§ RECORDS FOR THE TASK:
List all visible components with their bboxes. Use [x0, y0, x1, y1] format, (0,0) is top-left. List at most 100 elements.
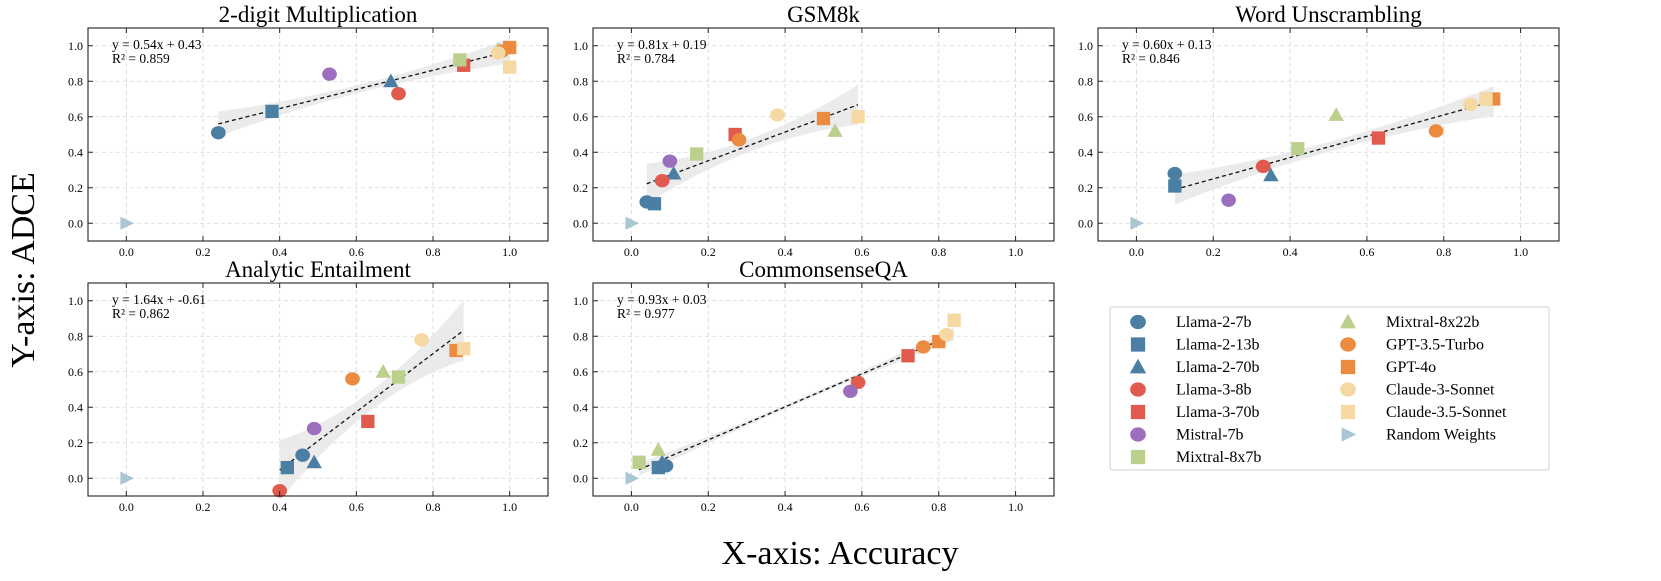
legend: Llama-2-7b Llama-2-13b Llama-2-70b Llama-3-…: [1109, 306, 1550, 471]
point-claude-3-5-sonnet: [947, 313, 961, 327]
plot-frame: [1097, 27, 1560, 242]
legend-marker-llama-3-70b: [1130, 404, 1146, 420]
chart-panel-commonsenseqa: 0.0 0.2 0.4 0.6 0.8 1.0 0.0 0.2 0.4 0.6 0.8 1.0 Comm…: [573, 257, 1055, 514]
chart-title: CommonsenseQA: [739, 257, 908, 282]
point-mixtral-8x22b: [1328, 107, 1344, 121]
y-tick-label: 0.8: [1078, 74, 1093, 88]
point-random-weights: [1130, 216, 1145, 230]
x-tick-label: 0.6: [349, 500, 364, 514]
legend-item-mistral-7b: Mistral-7b: [1130, 427, 1244, 444]
chart-title: Analytic Entailment: [225, 257, 411, 282]
point-gpt-4o: [503, 40, 517, 55]
legend-marker-claude-3-5-sonnet: [1340, 404, 1356, 420]
point-gpt-3-5-turbo: [731, 133, 747, 147]
point-claude-3-5-sonnet: [851, 110, 865, 124]
y-tick-label: 0.6: [68, 110, 83, 124]
y-tick-label: 0.2: [68, 436, 83, 450]
point-llama-2-70b: [654, 454, 670, 469]
legend-label: Llama-3-70b: [1176, 404, 1260, 421]
legend-item-claude-3-sonnet: Claude-3-Sonnet: [1340, 382, 1495, 399]
y-tick-label: 0.8: [573, 329, 588, 343]
y-tick-label: 0.2: [573, 436, 588, 450]
legend-marker-gpt-3-5-turbo: [1340, 337, 1356, 352]
x-tick-label: 0.2: [196, 245, 211, 259]
legend-marker-llama-2-7b: [1130, 314, 1146, 330]
legend-label: GPT-4o: [1386, 359, 1436, 376]
chart-title: Word Unscrambling: [1235, 2, 1422, 27]
legend-marker-mixtral-8x22b: [1339, 313, 1357, 329]
point-mixtral-8x22b: [375, 364, 391, 378]
point-gpt-3-5-turbo: [916, 340, 931, 354]
point-random-weights: [625, 216, 640, 230]
x-tick-label: 0.0: [624, 500, 639, 514]
point-claude-3-sonnet: [939, 327, 954, 342]
point-llama-3-70b: [901, 349, 915, 363]
chart-title: GSM8k: [787, 2, 860, 27]
legend-marker-llama-3-8b: [1130, 382, 1146, 397]
x-tick-label: 0.0: [1129, 245, 1144, 259]
legend-item-gpt-4o: GPT-4o: [1340, 359, 1436, 376]
chart-panel-2-digit-multiplication: 0.0 0.2 0.4 0.6 0.8 1.0 0.0 0.2 0.4 0.6 0.8 1.0 2-di…: [68, 2, 549, 259]
point-llama-2-13b: [265, 104, 279, 119]
legend-label: Llama-3-8b: [1176, 382, 1252, 399]
y-tick-label: 0.6: [573, 110, 588, 124]
fit-r-squared: R² = 0.784: [617, 51, 675, 66]
point-mistral-7b: [322, 67, 337, 81]
point-llama-2-70b: [383, 73, 399, 88]
fit-r-squared: R² = 0.846: [1122, 51, 1180, 66]
fit-r-squared: R² = 0.977: [617, 306, 675, 321]
point-random-weights: [120, 216, 135, 230]
regression-line: [638, 333, 955, 471]
y-tick-label: 1.0: [573, 294, 588, 308]
chart-panel-word-unscrambling: 0.0 0.2 0.4 0.6 0.8 1.0 0.0 0.2 0.4 0.6 0.8 1.0 Word…: [1078, 2, 1560, 259]
legend-marker-mistral-7b: [1130, 427, 1146, 442]
plot-frame: [592, 282, 1055, 497]
point-mixtral-8x7b: [453, 53, 467, 67]
x-tick-label: 0.0: [119, 245, 134, 259]
y-tick-label: 0.8: [573, 74, 588, 88]
x-tick-label: 0.0: [624, 245, 639, 259]
legend-label: Random Weights: [1386, 427, 1496, 444]
x-tick-label: 0.8: [1436, 245, 1451, 259]
y-tick-label: 0.4: [573, 400, 588, 414]
legend-item-claude-3-5-sonnet: Claude-3.5-Sonnet: [1340, 404, 1507, 421]
legend-item-gpt-3-5-turbo: GPT-3.5-Turbo: [1340, 337, 1484, 354]
point-mixtral-8x22b: [650, 442, 667, 456]
y-tick-label: 0.0: [68, 471, 83, 485]
legend-label: Claude-3-Sonnet: [1386, 382, 1495, 399]
point-llama-3-8b: [654, 174, 670, 188]
point-mixtral-8x7b: [690, 147, 704, 161]
fit-r-squared: R² = 0.859: [112, 51, 170, 66]
legend-label: Llama-2-7b: [1176, 314, 1252, 331]
legend-marker-gpt-4o: [1340, 359, 1356, 375]
plot-frame: [87, 282, 549, 497]
point-gpt-3-5-turbo: [1428, 124, 1444, 138]
point-claude-3-5-sonnet: [457, 342, 471, 356]
chart-panel-gsm8k: 0.0 0.2 0.4 0.6 0.8 1.0 0.0 0.2 0.4 0.6 0.8 1.0 GSM8…: [573, 2, 1055, 259]
x-tick-label: 0.4: [272, 500, 287, 514]
x-tick-label: 1.0: [1008, 500, 1023, 514]
point-llama-3-8b: [272, 484, 288, 498]
x-tick-label: 1.0: [502, 500, 517, 514]
x-tick-label: 0.4: [272, 245, 287, 259]
chart-title: 2-digit Multiplication: [219, 2, 418, 27]
point-llama-2-70b: [306, 454, 322, 469]
x-tick-label: 0.2: [701, 500, 716, 514]
point-llama-2-7b: [295, 448, 311, 462]
fit-equation: y = 1.64x + -0.61: [112, 292, 206, 307]
legend-label: Mixtral-8x7b: [1176, 449, 1261, 466]
y-tick-label: 0.0: [1078, 216, 1093, 230]
x-tick-label: 0.6: [1359, 245, 1374, 259]
regression-line: [1174, 100, 1494, 191]
point-claude-3-5-sonnet: [503, 60, 517, 74]
y-tick-label: 0.8: [68, 74, 83, 88]
y-tick-label: 0.0: [573, 471, 588, 485]
point-llama-3-8b: [1255, 159, 1271, 174]
point-mistral-7b: [1221, 193, 1236, 207]
x-tick-label: 0.2: [1206, 245, 1221, 259]
global-y-axis-label: Y-axis: ADCE: [2, 120, 46, 420]
legend-item-llama-3-8b: Llama-3-8b: [1130, 382, 1252, 399]
point-llama-3-70b: [1371, 131, 1386, 145]
regression-line: [279, 329, 465, 471]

§ EXERCISE PROMPT:
Reproduce every entry with "chart-title" switched to "panel-heading" and everything else unchanged. Omit the pictures from the reproduction.

§ EXERCISE SOLUTION:
List all visible components with their bboxes. Use [x0, y0, x1, y1] format, (0,0) is top-left. List at most 100 elements.
legend: Llama-2-7b Llama-2-13b Llama-2-70b Llama-3-…: [1109, 306, 1550, 471]
point-claude-3-5-sonnet: [947, 313, 961, 327]
plot-frame: [1097, 27, 1560, 242]
legend-marker-llama-3-70b: [1130, 404, 1146, 420]
chart-panel-commonsenseqa: 0.0 0.2 0.4 0.6 0.8 1.0 0.0 0.2 0.4 0.6 0.8 1.0 Comm…: [573, 257, 1055, 514]
panel-heading: CommonsenseQA: [739, 257, 908, 282]
point-mixtral-8x22b: [1328, 107, 1344, 121]
y-tick-label: 0.8: [1078, 74, 1093, 88]
point-random-weights: [1130, 216, 1145, 230]
x-tick-label: 0.6: [349, 500, 364, 514]
legend-item-mistral-7b: Mistral-7b: [1130, 427, 1244, 444]
panel-heading: Analytic Entailment: [225, 257, 411, 282]
point-gpt-4o: [503, 40, 517, 55]
legend-marker-claude-3-5-sonnet: [1340, 404, 1356, 420]
point-gpt-3-5-turbo: [731, 133, 747, 147]
point-claude-3-5-sonnet: [851, 110, 865, 124]
y-tick-label: 0.6: [68, 110, 83, 124]
y-tick-label: 0.2: [68, 436, 83, 450]
point-llama-2-70b: [654, 454, 670, 469]
legend-label: Llama-3-70b: [1176, 404, 1260, 421]
legend-item-claude-3-sonnet: Claude-3-Sonnet: [1340, 382, 1495, 399]
y-tick-label: 0.8: [573, 329, 588, 343]
y-tick-label: 0.2: [573, 436, 588, 450]
legend-marker-gpt-3-5-turbo: [1340, 337, 1356, 352]
x-tick-label: 0.2: [196, 245, 211, 259]
legend-marker-llama-2-7b: [1130, 314, 1146, 330]
legend-label: GPT-4o: [1386, 359, 1436, 376]
panel-heading: Word Unscrambling: [1235, 2, 1422, 27]
legend-marker-mixtral-8x22b: [1339, 313, 1357, 329]
point-mixtral-8x22b: [375, 364, 391, 378]
point-gpt-3-5-turbo: [916, 340, 931, 354]
point-random-weights: [625, 216, 640, 230]
x-tick-label: 0.0: [624, 500, 639, 514]
point-claude-3-sonnet: [939, 327, 954, 342]
point-llama-3-70b: [901, 349, 915, 363]
panel-heading: GSM8k: [787, 2, 860, 27]
legend-marker-llama-3-8b: [1130, 382, 1146, 397]
x-tick-label: 0.0: [1129, 245, 1144, 259]
legend-item-gpt-4o: GPT-4o: [1340, 359, 1436, 376]
chart-panel-2-digit-multiplication: 0.0 0.2 0.4 0.6 0.8 1.0 0.0 0.2 0.4 0.6 0.8 1.0 2-di…: [68, 2, 549, 259]
point-llama-2-13b: [265, 104, 279, 119]
legend-label: Llama-3-8b: [1176, 382, 1252, 399]
y-tick-label: 0.6: [573, 110, 588, 124]
fit-r-squared: R² = 0.784: [617, 51, 675, 66]
point-mistral-7b: [322, 67, 337, 81]
point-llama-2-70b: [383, 73, 399, 88]
fit-r-squared: R² = 0.846: [1122, 51, 1180, 66]
fit-r-squared: R² = 0.977: [617, 306, 675, 321]
point-random-weights: [120, 216, 135, 230]
regression-line: [638, 333, 955, 471]
y-tick-label: 1.0: [573, 294, 588, 308]
chart-panel-word-unscrambling: 0.0 0.2 0.4 0.6 0.8 1.0 0.0 0.2 0.4 0.6 0.8 1.0 Word…: [1078, 2, 1560, 259]
legend-marker-mistral-7b: [1130, 427, 1146, 442]
plot-frame: [592, 282, 1055, 497]
point-mixtral-8x7b: [453, 53, 467, 67]
x-tick-label: 0.0: [119, 245, 134, 259]
y-tick-label: 0.8: [573, 74, 588, 88]
x-tick-label: 0.0: [624, 245, 639, 259]
legend-label: Random Weights: [1386, 427, 1496, 444]
x-tick-label: 0.8: [1436, 245, 1451, 259]
y-tick-label: 0.4: [573, 400, 588, 414]
legend-item-claude-3-5-sonnet: Claude-3.5-Sonnet: [1340, 404, 1507, 421]
legend-item-gpt-3-5-turbo: GPT-3.5-Turbo: [1340, 337, 1484, 354]
point-mixtral-8x22b: [650, 442, 667, 456]
y-tick-label: 0.0: [68, 471, 83, 485]
legend-label: Claude-3-Sonnet: [1386, 382, 1495, 399]
point-llama-3-8b: [654, 174, 670, 188]
point-mixtral-8x7b: [690, 147, 704, 161]
fit-r-squared: R² = 0.859: [112, 51, 170, 66]
legend-label: Llama-2-7b: [1176, 314, 1252, 331]
legend-marker-gpt-4o: [1340, 359, 1356, 375]
plot-frame: [87, 282, 549, 497]
point-gpt-3-5-turbo: [1428, 124, 1444, 138]
point-claude-3-5-sonnet: [457, 342, 471, 356]
chart-panel-gsm8k: 0.0 0.2 0.4 0.6 0.8 1.0 0.0 0.2 0.4 0.6 0.8 1.0 GSM8…: [573, 2, 1055, 259]
x-tick-label: 0.4: [272, 500, 287, 514]
x-tick-label: 1.0: [1008, 500, 1023, 514]
point-llama-3-8b: [272, 484, 288, 498]
x-tick-label: 1.0: [502, 500, 517, 514]
x-tick-label: 0.4: [272, 245, 287, 259]
panel-heading: 2-digit Multiplication: [219, 2, 418, 27]
point-llama-2-70b: [306, 454, 322, 469]
x-tick-label: 0.2: [701, 500, 716, 514]
point-llama-2-7b: [295, 448, 311, 462]
fit-equation: y = 1.64x + -0.61: [112, 292, 206, 307]
legend-label: Mixtral-8x7b: [1176, 449, 1261, 466]
y-tick-label: 0.0: [1078, 216, 1093, 230]
x-tick-label: 0.6: [1359, 245, 1374, 259]
regression-line: [1174, 100, 1494, 191]
point-claude-3-5-sonnet: [503, 60, 517, 74]
y-tick-label: 0.8: [68, 74, 83, 88]
y-tick-label: 0.0: [573, 471, 588, 485]
point-llama-3-8b: [1255, 159, 1271, 174]
point-mistral-7b: [1221, 193, 1236, 207]
x-tick-label: 0.2: [1206, 245, 1221, 259]
global-y-axis-label: Y-axis: ADCE: [2, 120, 46, 420]
legend-item-llama-3-8b: Llama-3-8b: [1130, 382, 1252, 399]
point-llama-3-70b: [1371, 131, 1386, 145]
regression-line: [279, 329, 465, 471]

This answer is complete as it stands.